In the material below, list every line carrying the string "clinopyroxenite".

• **SOURCE RECORDS**:
○ ○ ○ ○

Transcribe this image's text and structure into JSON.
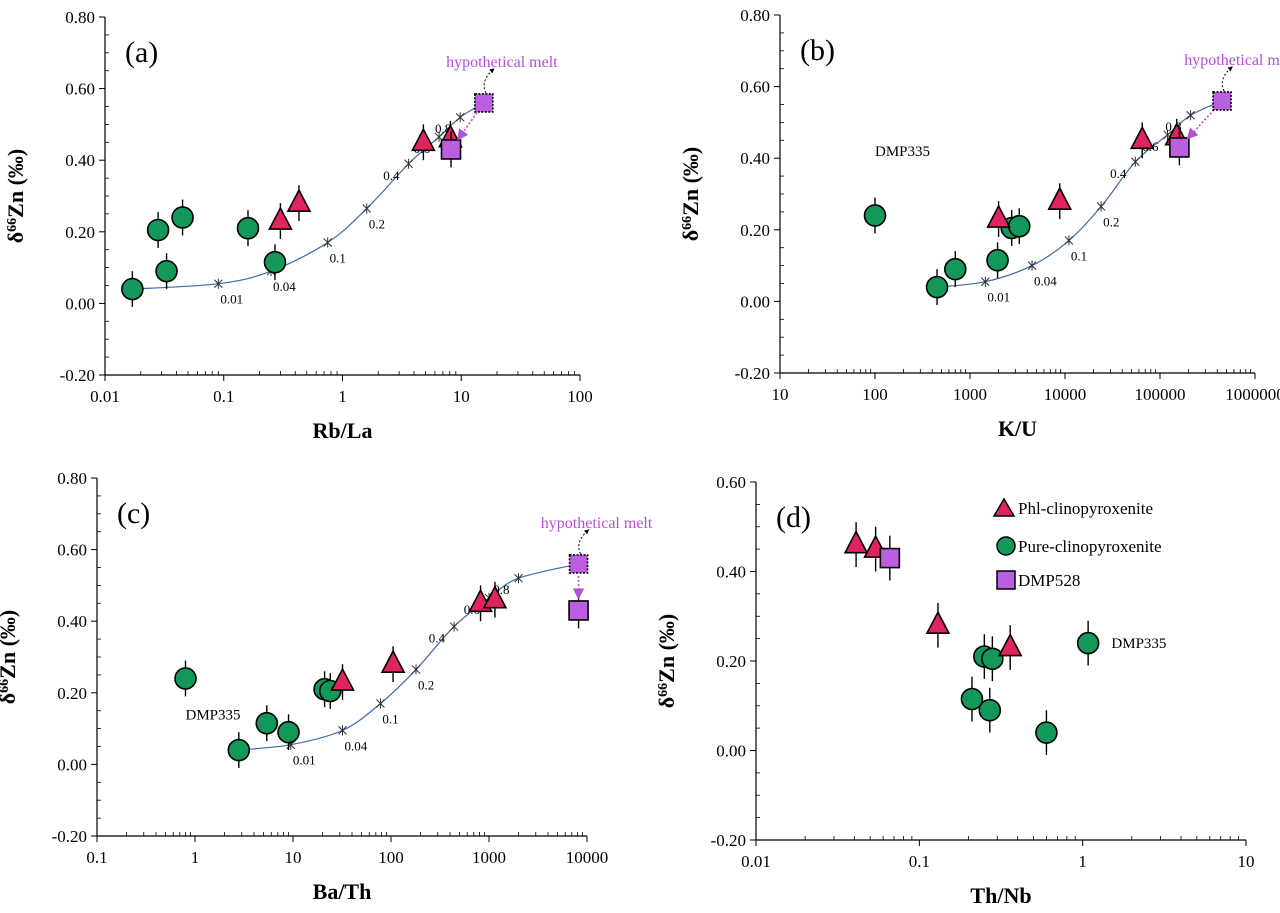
{
  "colors": {
    "triangle": "#e0245e",
    "circle": "#13985a",
    "square": "#bb5fe0",
    "curve": "#3d6aa8",
    "melt": "#b44fd6",
    "axis": "#000000"
  },
  "legend": {
    "items": [
      {
        "label": "Phl-clinopyroxenite",
        "marker": "triangle"
      },
      {
        "label": "Pure-clinopyroxenite",
        "marker": "circle"
      },
      {
        "label": "DMP528",
        "marker": "square"
      }
    ]
  },
  "chart_data": [
    {
      "type": "scatter",
      "panel_label": "(a)",
      "xlabel": "Rb/La",
      "ylabel": "δ66Zn (‰)",
      "xscale": "log",
      "xlim": [
        0.01,
        100
      ],
      "ylim": [
        -0.2,
        0.8
      ],
      "xticks": [
        "0.01",
        "0.1",
        "1",
        "10",
        "100"
      ],
      "yticks": [
        "-0.20",
        "0.00",
        "0.20",
        "0.40",
        "0.60",
        "0.80"
      ],
      "error": 0.05,
      "circles": [
        [
          0.017,
          0.04
        ],
        [
          0.028,
          0.205
        ],
        [
          0.033,
          0.09
        ],
        [
          0.045,
          0.24
        ],
        [
          0.16,
          0.21
        ],
        [
          0.27,
          0.115
        ]
      ],
      "triangles": [
        [
          0.3,
          0.23
        ],
        [
          0.43,
          0.28
        ],
        [
          4.8,
          0.45
        ],
        [
          8.1,
          0.46
        ]
      ],
      "squares": [
        [
          8.2,
          0.43
        ]
      ],
      "melt": [
        15.5,
        0.56
      ],
      "melt_label": "hypothetical melt",
      "curve": [
        [
          0.017,
          0.04
        ],
        [
          0.09,
          0.055
        ],
        [
          0.25,
          0.09
        ],
        [
          0.75,
          0.17
        ],
        [
          1.6,
          0.265
        ],
        [
          3.6,
          0.39
        ],
        [
          6.5,
          0.465
        ],
        [
          9.8,
          0.52
        ],
        [
          15.5,
          0.56
        ]
      ],
      "curve_marks": [
        [
          0.09,
          0.055,
          "0.01"
        ],
        [
          0.25,
          0.09,
          "0.04"
        ],
        [
          0.75,
          0.17,
          "0.1"
        ],
        [
          1.6,
          0.265,
          "0.2"
        ],
        [
          3.6,
          0.39,
          "0.4"
        ],
        [
          6.5,
          0.465,
          "0.6"
        ],
        [
          9.8,
          0.52,
          "0.8"
        ]
      ],
      "annotations": []
    },
    {
      "type": "scatter",
      "panel_label": "(b)",
      "xlabel": "K/U",
      "ylabel": "δ66Zn (‰)",
      "xscale": "log",
      "xlim": [
        10,
        1000000
      ],
      "ylim": [
        -0.2,
        0.8
      ],
      "xticks": [
        "10",
        "100",
        "1000",
        "10000",
        "100000",
        "1000000"
      ],
      "yticks": [
        "-0.20",
        "0.00",
        "0.20",
        "0.40",
        "0.60",
        "0.80"
      ],
      "error": 0.05,
      "circles": [
        [
          100,
          0.24
        ],
        [
          450,
          0.04
        ],
        [
          700,
          0.09
        ],
        [
          1950,
          0.115
        ],
        [
          2750,
          0.205
        ],
        [
          3300,
          0.21
        ]
      ],
      "triangles": [
        [
          2000,
          0.23
        ],
        [
          8800,
          0.28
        ],
        [
          65000,
          0.45
        ],
        [
          150000,
          0.46
        ]
      ],
      "squares": [
        [
          160000,
          0.43
        ]
      ],
      "melt": [
        450000,
        0.56
      ],
      "melt_label": "hypothetical melt",
      "curve": [
        [
          450,
          0.04
        ],
        [
          1450,
          0.055
        ],
        [
          4500,
          0.1
        ],
        [
          11000,
          0.17
        ],
        [
          24000,
          0.265
        ],
        [
          55000,
          0.39
        ],
        [
          120000,
          0.465
        ],
        [
          210000,
          0.52
        ],
        [
          450000,
          0.56
        ]
      ],
      "curve_marks": [
        [
          1450,
          0.055,
          "0.01"
        ],
        [
          4500,
          0.1,
          "0.04"
        ],
        [
          11000,
          0.17,
          "0.1"
        ],
        [
          24000,
          0.265,
          "0.2"
        ],
        [
          55000,
          0.39,
          "0.4"
        ],
        [
          120000,
          0.465,
          "0.6"
        ],
        [
          210000,
          0.52,
          "0.8"
        ]
      ],
      "annotations": [
        {
          "text": "DMP335",
          "x": 100,
          "y": 0.42
        }
      ]
    },
    {
      "type": "scatter",
      "panel_label": "(c)",
      "xlabel": "Ba/Th",
      "ylabel": "δ66Zn (‰)",
      "xscale": "log",
      "xlim": [
        0.1,
        10000
      ],
      "ylim": [
        -0.2,
        0.8
      ],
      "xticks": [
        "0.1",
        "1",
        "10",
        "100",
        "1000",
        "10000"
      ],
      "yticks": [
        "-0.20",
        "0.00",
        "0.20",
        "0.40",
        "0.60",
        "0.80"
      ],
      "error": 0.05,
      "circles": [
        [
          0.8,
          0.24
        ],
        [
          2.8,
          0.04
        ],
        [
          5.4,
          0.115
        ],
        [
          9,
          0.09
        ],
        [
          21,
          0.21
        ],
        [
          24,
          0.205
        ]
      ],
      "triangles": [
        [
          32,
          0.23
        ],
        [
          105,
          0.28
        ],
        [
          820,
          0.45
        ],
        [
          1150,
          0.46
        ]
      ],
      "squares": [
        [
          8200,
          0.43
        ]
      ],
      "melt": [
        8200,
        0.56
      ],
      "melt_label": "hypothetical melt",
      "curve": [
        [
          2.8,
          0.04
        ],
        [
          9.5,
          0.055
        ],
        [
          32,
          0.095
        ],
        [
          78,
          0.17
        ],
        [
          180,
          0.265
        ],
        [
          440,
          0.385
        ],
        [
          1000,
          0.465
        ],
        [
          2000,
          0.52
        ],
        [
          8200,
          0.56
        ]
      ],
      "curve_marks": [
        [
          9.5,
          0.055,
          "0.01"
        ],
        [
          32,
          0.095,
          "0.04"
        ],
        [
          78,
          0.17,
          "0.1"
        ],
        [
          180,
          0.265,
          "0.2"
        ],
        [
          440,
          0.385,
          "0.4"
        ],
        [
          1000,
          0.465,
          "0.6"
        ],
        [
          2000,
          0.52,
          "0.8"
        ]
      ],
      "annotations": [
        {
          "text": "DMP335",
          "x": 0.8,
          "y": 0.14
        }
      ]
    },
    {
      "type": "scatter",
      "panel_label": "(d)",
      "xlabel": "Th/Nb",
      "ylabel": "δ66Zn (‰)",
      "xscale": "log",
      "xlim": [
        0.01,
        10
      ],
      "ylim": [
        -0.2,
        0.6
      ],
      "xticks": [
        "0.01",
        "0.1",
        "1",
        "10"
      ],
      "yticks": [
        "-0.20",
        "0.00",
        "0.20",
        "0.40",
        "0.60"
      ],
      "error": 0.05,
      "circles": [
        [
          0.21,
          0.115
        ],
        [
          0.25,
          0.21
        ],
        [
          0.27,
          0.09
        ],
        [
          0.28,
          0.205
        ],
        [
          0.6,
          0.04
        ],
        [
          1.08,
          0.24
        ]
      ],
      "triangles": [
        [
          0.041,
          0.46
        ],
        [
          0.054,
          0.45
        ],
        [
          0.13,
          0.28
        ],
        [
          0.36,
          0.23
        ]
      ],
      "squares": [
        [
          0.066,
          0.43
        ]
      ],
      "melt": null,
      "melt_label": "",
      "curve": [],
      "curve_marks": [],
      "annotations": [
        {
          "text": "DMP335",
          "x": 1.5,
          "y": 0.24
        }
      ]
    }
  ]
}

○ ○ ○ ○

• **RESULT OF THIS TASK**:
        "label": "Phl-clinopyroxenite",
        "label": "Pure-clinopyroxenite",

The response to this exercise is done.